[Directions]
From the listing below, select every line where the word "جبهه" appears.

Saved data entries
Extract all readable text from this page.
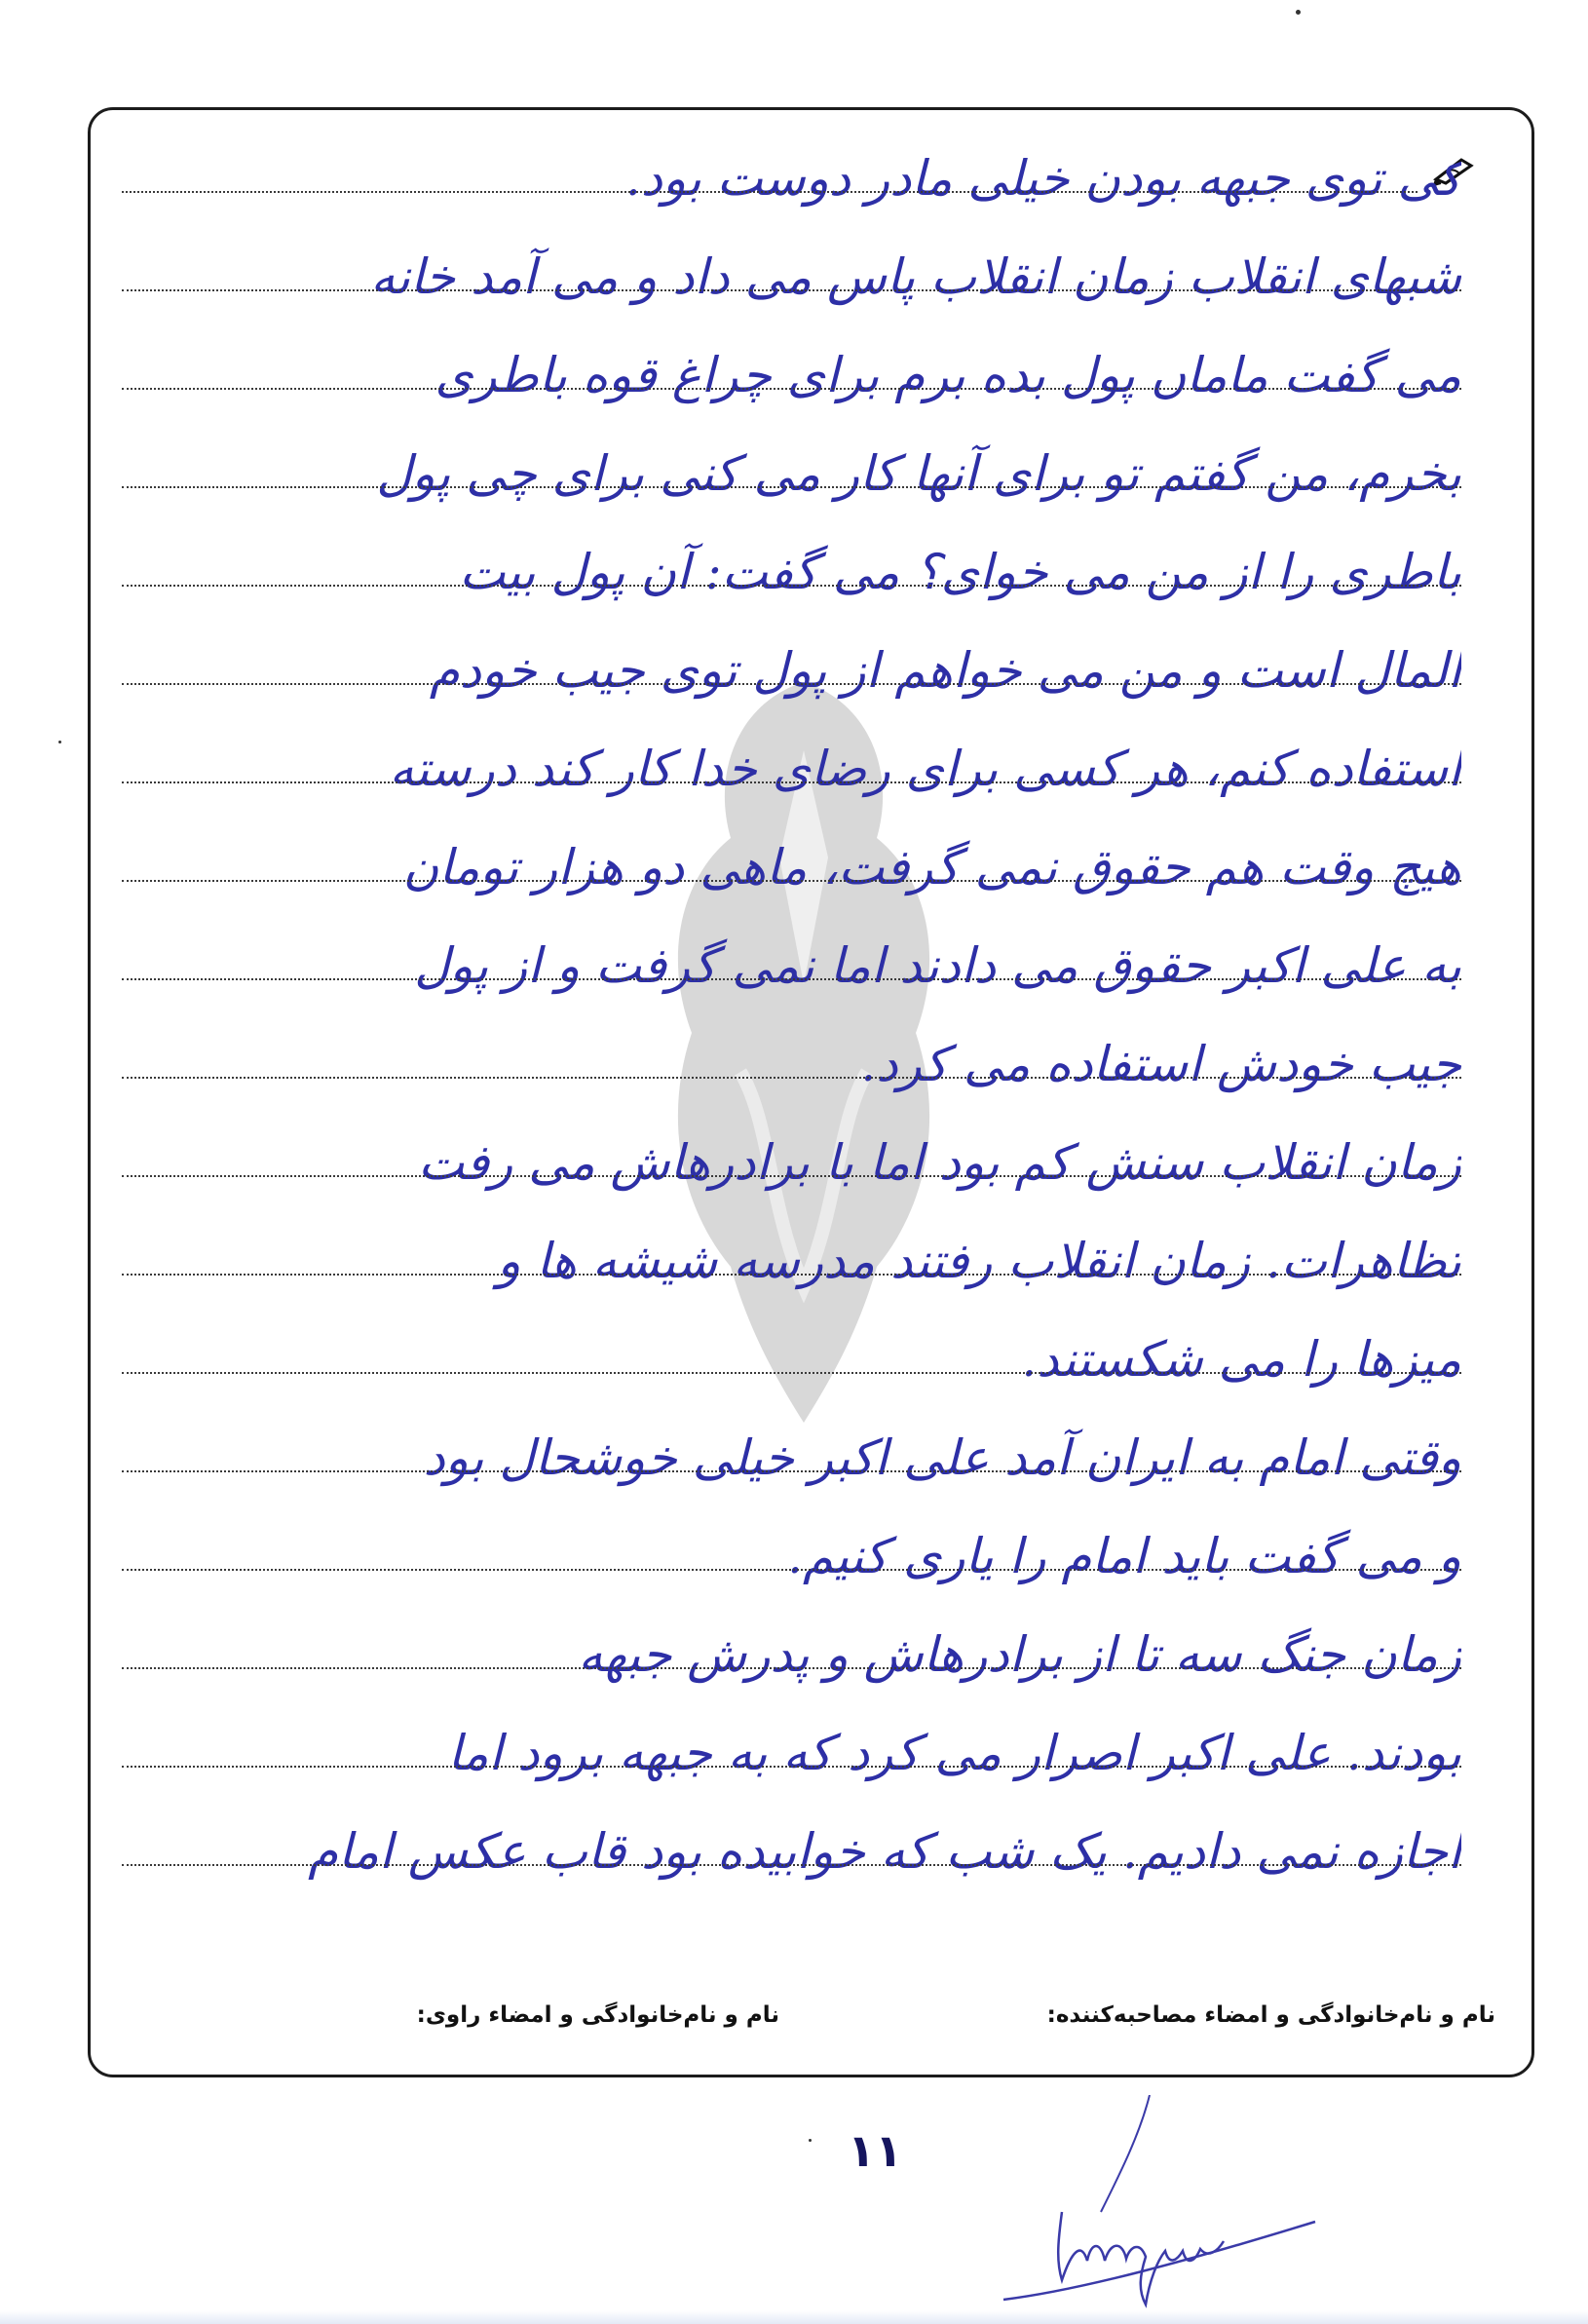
کی توی جبهه بودن خیلی مادر دوست بود.
شبهای انقلاب زمان انقلاب پاس می داد و می آمد خانه
می گفت ماماں پول بده برم برای چراغ قوه باطری
بخرم، من گفتم تو برای آنها کار می کنی برای چی پول
باطری را از من می خوای؟ می گفت: آن پول بیت
المال است و من می خواهم از پول توی جیب خودم
استفاده کنم، هر کسی برای رضای خدا کار کند درسته
هیچ وقت هم حقوق نمی گرفت، ماهی دو هزار تومان
به علی اکبر حقوق می دادند اما نمی گرفت و از پول
جیب خودش استفاده می کرد.
زمان انقلاب سنش کم بود اما با برادرهاش می رفت
تظاهرات. زمان انقلاب رفتند مدرسه شیشه ها و
میزها را می شکستند.
وقتی امام به ایران آمد علی اکبر خیلی خوشحال بود
و می گفت باید امام را یاری کنیم.
زمان جنگ سه تا از برادرهاش و پدرش جبهه
بودند. علی اکبر اصرار می کرد که به جبهه برود اما
اجازه نمی دادیم. یک شب که خوابیده بود قاب عکس امام
نام و نام‌خانوادگی و امضاء مصاحبه‌کننده:
نام و نام‌خانوادگی و امضاء راوی:
۱۱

[The output]
کی توی جبهه بودن خیلی مادر دوست بود.
زمان جنگ سه تا از برادرهاش و پدرش جبهه
بودند. علی اکبر اصرار می کرد که به جبهه برود اما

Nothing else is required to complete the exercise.